[Input material start]

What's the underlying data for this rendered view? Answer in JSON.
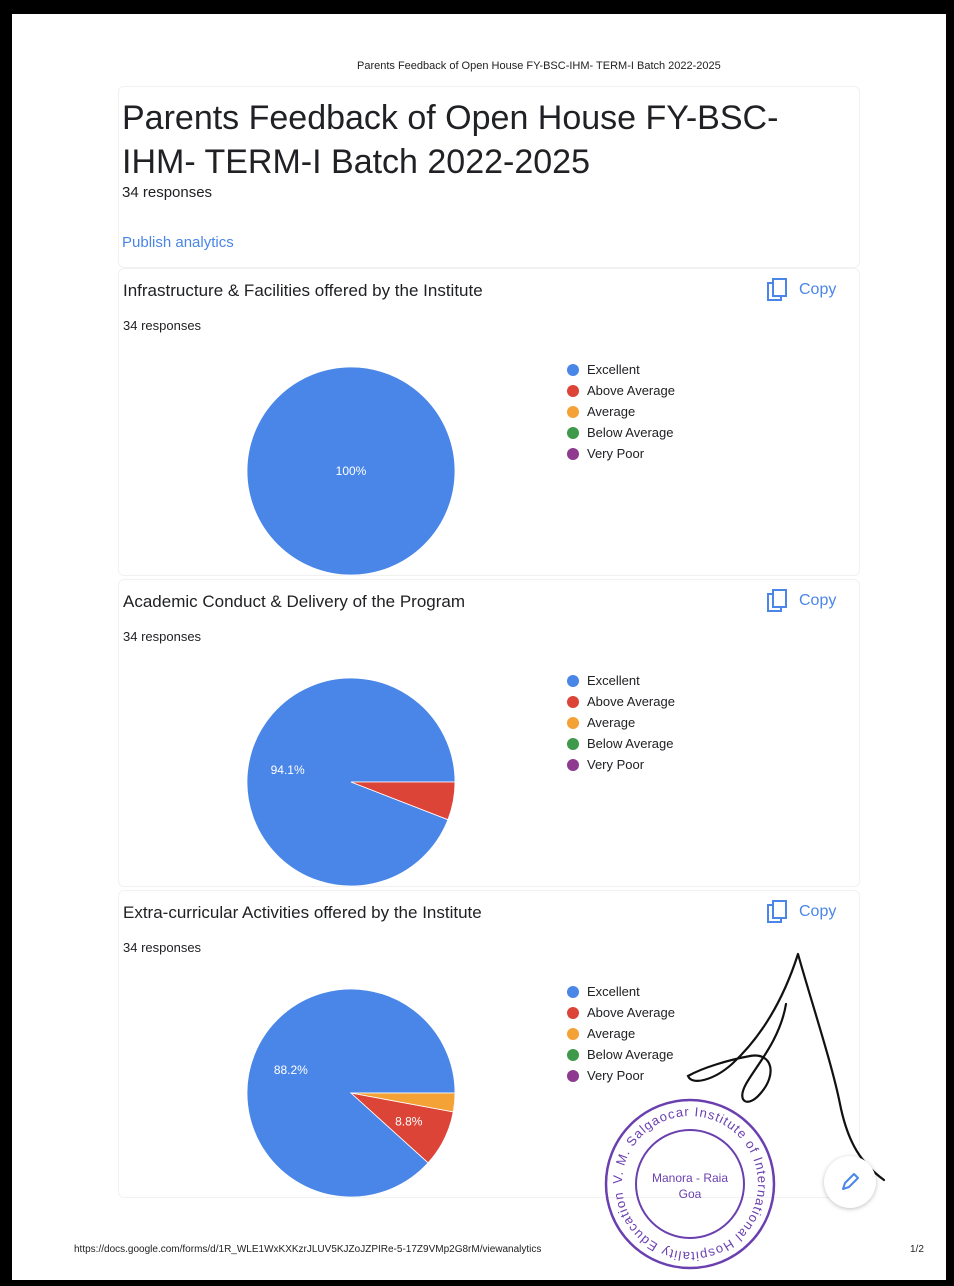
{
  "print_header": "Parents Feedback of Open House FY-BSC-IHM- TERM-I Batch 2022-2025",
  "form": {
    "title": "Parents Feedback of Open House FY-BSC-IHM- TERM-I Batch 2022-2025",
    "responses": "34 responses",
    "publish_label": "Publish analytics"
  },
  "copy_label": "Copy",
  "legend_labels": [
    "Excellent",
    "Above Average",
    "Average",
    "Below Average",
    "Very Poor"
  ],
  "colors": {
    "excellent": "#4a86e8",
    "above_average": "#db4437",
    "average": "#f4a236",
    "below_average": "#3e9a4a",
    "very_poor": "#8e3a8e",
    "link": "#4a86e8",
    "stamp": "#6a3fb0"
  },
  "chart_data": [
    {
      "type": "pie",
      "title": "Infrastructure & Facilities offered by the Institute",
      "responses": "34 responses",
      "categories": [
        "Excellent",
        "Above Average",
        "Average",
        "Below Average",
        "Very Poor"
      ],
      "values": [
        100,
        0,
        0,
        0,
        0
      ],
      "labels": [
        "100%",
        "",
        "",
        "",
        ""
      ],
      "legend_position": "right"
    },
    {
      "type": "pie",
      "title": "Academic Conduct & Delivery of the Program",
      "responses": "34 responses",
      "categories": [
        "Excellent",
        "Above Average",
        "Average",
        "Below Average",
        "Very Poor"
      ],
      "values": [
        94.1,
        5.9,
        0,
        0,
        0
      ],
      "labels": [
        "94.1%",
        "",
        "",
        "",
        ""
      ],
      "legend_position": "right"
    },
    {
      "type": "pie",
      "title": "Extra-curricular Activities offered by the Institute",
      "responses": "34 responses",
      "categories": [
        "Excellent",
        "Above Average",
        "Average",
        "Below Average",
        "Very Poor"
      ],
      "values": [
        88.2,
        8.8,
        2.9,
        0,
        0
      ],
      "labels": [
        "88.2%",
        "8.8%",
        "",
        "",
        ""
      ],
      "legend_position": "right"
    }
  ],
  "stamp": {
    "outer_text": "V. M. Salgaocar Institute of International Hospitality Education",
    "inner_line1": "Manora - Raia",
    "inner_line2": "Goa"
  },
  "footer": {
    "url": "https://docs.google.com/forms/d/1R_WLE1WxKXKzrJLUV5KJZoJZPIRe-5-17Z9VMp2G8rM/viewanalytics",
    "page": "1/2"
  }
}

[Input material end]

Read the entries above, then pull out the lines that include "title".

▶ _Answer to the problem_:
    "title": "Parents Feedback of Open House FY-BSC-IHM- TERM-I Batch 2022-2025",
      "title": "Infrastructure & Facilities offered by the Institute",
      "title": "Academic Conduct & Delivery of the Program",
      "title": "Extra-curricular Activities offered by the Institute",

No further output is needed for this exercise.